What you should do >> Find every line of the listing below where "Saved" appears, and copy it.

-- begin Data excerpts --

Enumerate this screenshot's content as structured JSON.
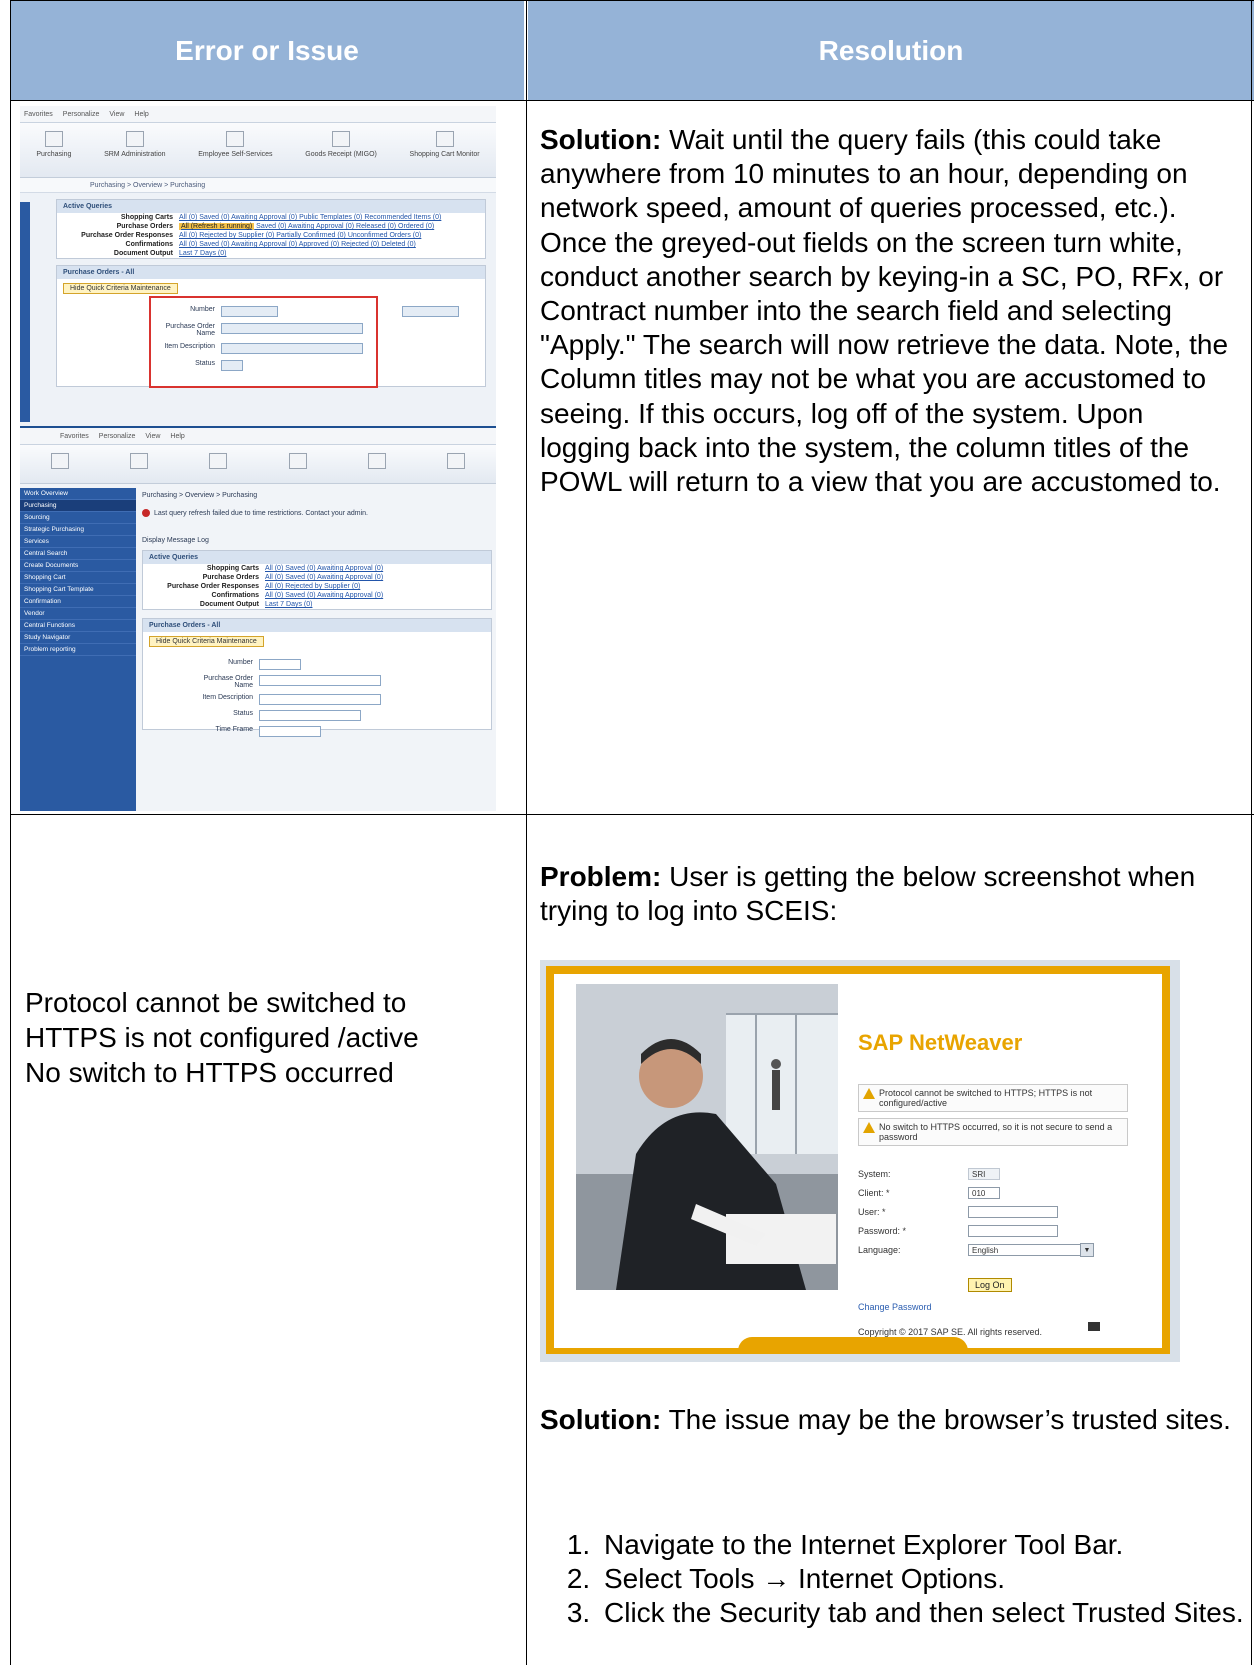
{
  "table": {
    "headers": {
      "issue": "Error or Issue",
      "resolution": "Resolution"
    },
    "rows": [
      {
        "resolution": {
          "label": "Solution:",
          "text": " Wait until the query fails (this could take anywhere from 10 minutes to an hour, depending on network speed, amount of queries processed, etc.). Once the greyed-out fields on the screen turn white, conduct another search by keying-in a SC, PO, RFx, or Contract number into the search field and selecting \"Apply.\"  The search will now retrieve the data. Note, the Column titles may not be what you are accustomed to seeing.  If this occurs, log off of the system.  Upon logging back into the system, the column titles of the POWL will return to a view that you are accustomed to."
        }
      },
      {
        "issue_lines": [
          "Protocol cannot be switched to",
          "HTTPS is not configured /active",
          "No switch to HTTPS occurred"
        ],
        "problem": {
          "label": "Problem:",
          "text": " User is getting the below screenshot when trying to log into SCEIS:"
        },
        "solution": {
          "label": "Solution:",
          "text": " The issue may be the browser’s trusted sites."
        },
        "steps": [
          "Navigate to the Internet Explorer Tool Bar.",
          "Select Tools → Internet Options.",
          "Click the Security tab and then select Trusted Sites."
        ]
      }
    ]
  },
  "sap_screenshot": {
    "menu": [
      "Favorites",
      "Personalize",
      "View",
      "Help"
    ],
    "icons": [
      "Purchasing",
      "SRM Administration",
      "Employee Self-Services",
      "Goods Receipt (MIGO)",
      "Shopping Cart Monitor"
    ],
    "breadcrumb": "Purchasing > Overview > Purchasing",
    "active_queries_title": "Active Queries",
    "queries": [
      {
        "label": "Shopping Carts",
        "links": "All (0)  Saved (0)  Awaiting Approval (0)  Public Templates (0)  Recommended Items (0)"
      },
      {
        "label": "Purchase Orders",
        "highlight": "All (Refresh is running)",
        "links": "  Saved (0)  Awaiting Approval (0)  Released (0)  Ordered (0)"
      },
      {
        "label": "Purchase Order Responses",
        "links": "All (0)  Rejected by Supplier (0)  Partially Confirmed (0)  Unconfirmed Orders (0)"
      },
      {
        "label": "Confirmations",
        "links": "All (0)  Saved (0)  Awaiting Approval (0)  Approved (0)  Rejected (0)  Deleted (0)"
      },
      {
        "label": "Document Output",
        "links": "Last 7 Days (0)"
      }
    ],
    "po_title": "Purchase Orders - All",
    "hide_button": "Hide Quick Criteria Maintenance",
    "form_fields": [
      "Number",
      "Purchase Order Name",
      "Item Description",
      "Status",
      "Time Frame"
    ],
    "nav_items": [
      "Work Overview",
      "Purchasing",
      "Sourcing",
      "Strategic Purchasing",
      "Services",
      "Central Search",
      "Create Documents",
      "Shopping Cart",
      "Shopping Cart Template",
      "Confirmation",
      "Vendor",
      "Central Functions",
      "Study Navigator",
      "Problem reporting"
    ],
    "notice": "Last query refresh failed due to time restrictions. Contact your admin.",
    "display_log": "Display Message Log"
  },
  "logon_screenshot": {
    "brand": "SAP NetWeaver",
    "warnings": [
      "Protocol cannot be switched to HTTPS; HTTPS is not configured/active",
      "No switch to HTTPS occurred, so it is not secure to send a password"
    ],
    "fields": [
      {
        "label": "System:",
        "value": "SRI"
      },
      {
        "label": "Client: *",
        "value": "010"
      },
      {
        "label": "User: *",
        "value": ""
      },
      {
        "label": "Password: *",
        "value": ""
      },
      {
        "label": "Language:",
        "value": "English"
      }
    ],
    "logon_button": "Log On",
    "change_password": "Change Password",
    "copyright": "Copyright © 2017 SAP SE. All rights reserved."
  }
}
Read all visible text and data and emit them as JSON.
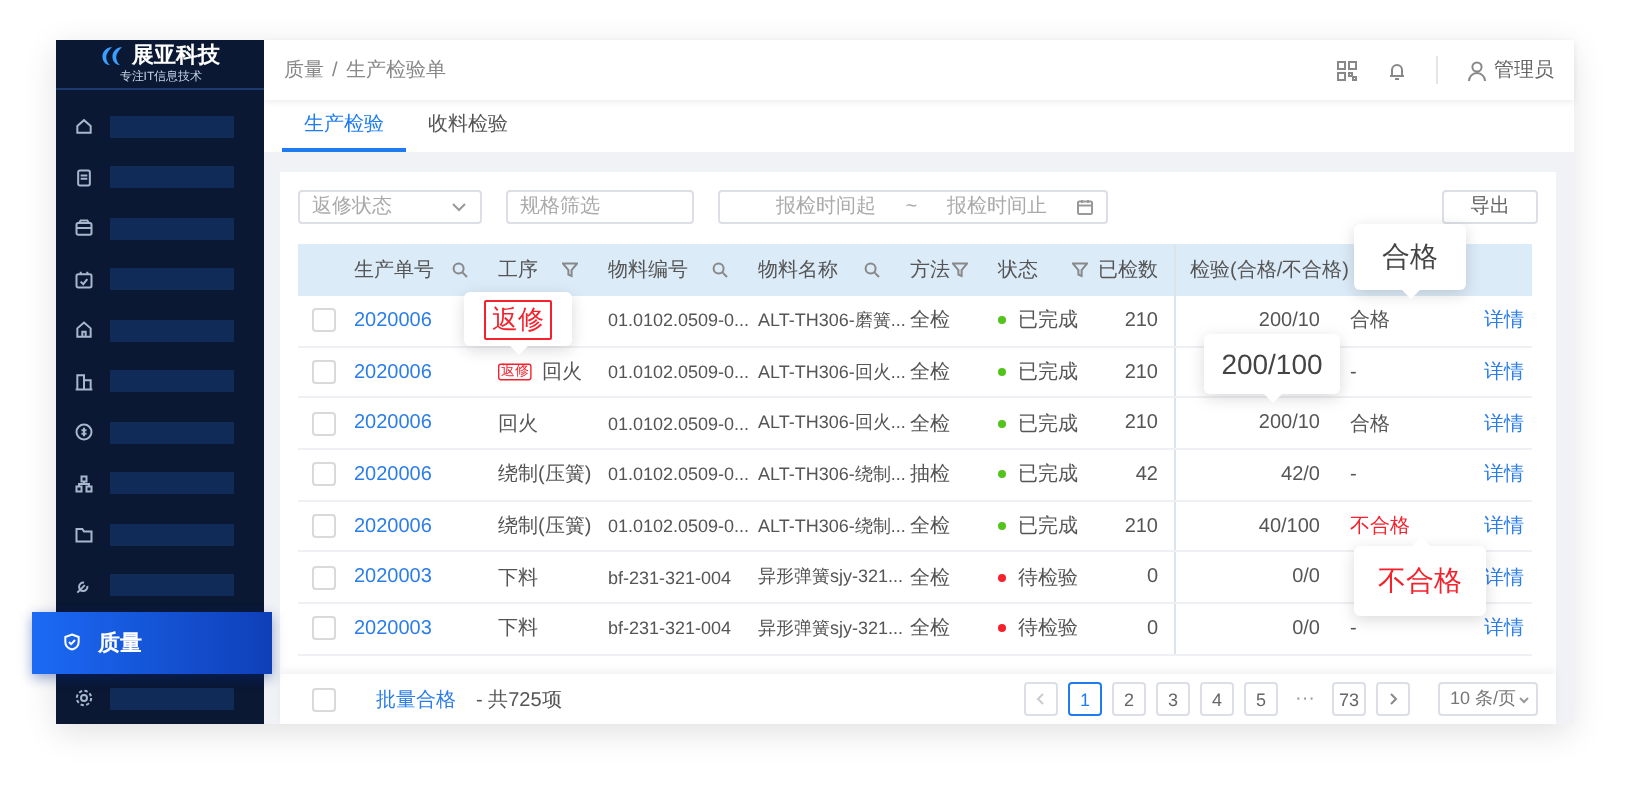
{
  "logo": {
    "title": "展亚科技",
    "subtitle": "专注IT信息技术"
  },
  "sidebar": {
    "items": [
      {
        "selected": false
      },
      {
        "selected": false
      },
      {
        "selected": false
      },
      {
        "selected": false
      },
      {
        "selected": false
      },
      {
        "selected": false
      },
      {
        "selected": false
      },
      {
        "selected": false
      },
      {
        "selected": false
      },
      {
        "selected": false
      },
      {
        "label": "质量",
        "selected": true
      },
      {
        "selected": false
      }
    ]
  },
  "breadcrumb": {
    "items": [
      "质量",
      "生产检验单"
    ],
    "separator": "/"
  },
  "user": {
    "name": "管理员"
  },
  "tabs": [
    {
      "label": "生产检验",
      "selected": true
    },
    {
      "label": "收料检验",
      "selected": false
    }
  ],
  "filters": {
    "status_select": {
      "placeholder": "返修状态"
    },
    "spec_field": {
      "placeholder": "规格筛选"
    },
    "date_range": {
      "start_placeholder": "报检时间起",
      "separator": "~",
      "end_placeholder": "报检时间止"
    },
    "export_button": "导出"
  },
  "table": {
    "columns": [
      {
        "label": "生产单号",
        "kind": "search"
      },
      {
        "label": "工序",
        "kind": "filter"
      },
      {
        "label": "物料编号",
        "kind": "search"
      },
      {
        "label": "物料名称",
        "kind": "search"
      },
      {
        "label": "方法",
        "kind": "filter"
      },
      {
        "label": "状态",
        "kind": "filter"
      },
      {
        "label": "已检数",
        "kind": "plain"
      },
      {
        "label": "检验(合格/不合格)",
        "kind": "plain"
      }
    ],
    "rows": [
      {
        "checked": false,
        "order": "2020006",
        "code": "01.0102.0509-0...",
        "name": "ALT-TH306-磨簧...",
        "method": "全检",
        "status": "已完成",
        "color": "#52c41a",
        "checked_count": "210",
        "inspection": "200/10",
        "result": "合格",
        "result_failed": false,
        "action": "详情"
      },
      {
        "checked": false,
        "order": "2020006",
        "tag": "返修",
        "step": "回火",
        "code": "01.0102.0509-0...",
        "name": "ALT-TH306-回火...",
        "method": "全检",
        "status": "已完成",
        "color": "#52c41a",
        "checked_count": "210",
        "result": "-",
        "result_failed": false,
        "action": "详情"
      },
      {
        "checked": false,
        "order": "2020006",
        "step": "回火",
        "code": "01.0102.0509-0...",
        "name": "ALT-TH306-回火...",
        "method": "全检",
        "status": "已完成",
        "color": "#52c41a",
        "checked_count": "210",
        "inspection": "200/10",
        "result": "合格",
        "result_failed": false,
        "action": "详情"
      },
      {
        "checked": false,
        "order": "2020006",
        "step": "绕制(压簧)",
        "code": "01.0102.0509-0...",
        "name": "ALT-TH306-绕制...",
        "method": "抽检",
        "status": "已完成",
        "color": "#52c41a",
        "checked_count": "42",
        "inspection": "42/0",
        "result": "-",
        "result_failed": false,
        "action": "详情"
      },
      {
        "checked": false,
        "order": "2020006",
        "step": "绕制(压簧)",
        "code": "01.0102.0509-0...",
        "name": "ALT-TH306-绕制...",
        "method": "全检",
        "status": "已完成",
        "color": "#52c41a",
        "checked_count": "210",
        "inspection": "40/100",
        "result": "不合格",
        "result_failed": true,
        "action": "详情"
      },
      {
        "checked": false,
        "order": "2020003",
        "step": "下料",
        "code": "bf-231-321-004",
        "name": "异形弹簧sjy-321...",
        "method": "全检",
        "status": "待检验",
        "color": "#f5222d",
        "checked_count": "0",
        "inspection": "0/0",
        "action": "详情"
      },
      {
        "checked": false,
        "order": "2020003",
        "step": "下料",
        "code": "bf-231-321-004",
        "name": "异形弹簧sjy-321...",
        "method": "全检",
        "status": "待检验",
        "color": "#f5222d",
        "checked_count": "0",
        "inspection": "0/0",
        "result": "-",
        "result_failed": false,
        "action": "详情"
      }
    ]
  },
  "footer": {
    "select_all_checked": false,
    "batch_link": "批量合格",
    "total": "- 共725项"
  },
  "pagination": {
    "pages": [
      {
        "label": "1",
        "selected": true
      },
      {
        "label": "2",
        "selected": false
      },
      {
        "label": "3",
        "selected": false
      },
      {
        "label": "4",
        "selected": false
      },
      {
        "label": "5",
        "selected": false
      },
      {
        "label": "···",
        "kind": "ellipsis"
      },
      {
        "label": "73",
        "selected": false
      }
    ],
    "page_size": "10 条/页"
  },
  "callouts": [
    {
      "text": "返修",
      "kind": "tag"
    },
    {
      "text": "合格",
      "kind": "text"
    },
    {
      "text": "200/100",
      "kind": "text"
    },
    {
      "text": "不合格",
      "kind": "error"
    }
  ]
}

-- end Data excerpts --

Answer to the exercise >>
        "links": "All (0)  Saved (0)  Awaiting Approval (0)  Public Templates (0)  Recommended Items (0)"
        "links": "  Saved (0)  Awaiting Approval (0)  Released (0)  Ordered (0)"
        "links": "All (0)  Saved (0)  Awaiting Approval (0)  Approved (0)  Rejected (0)  Deleted (0)"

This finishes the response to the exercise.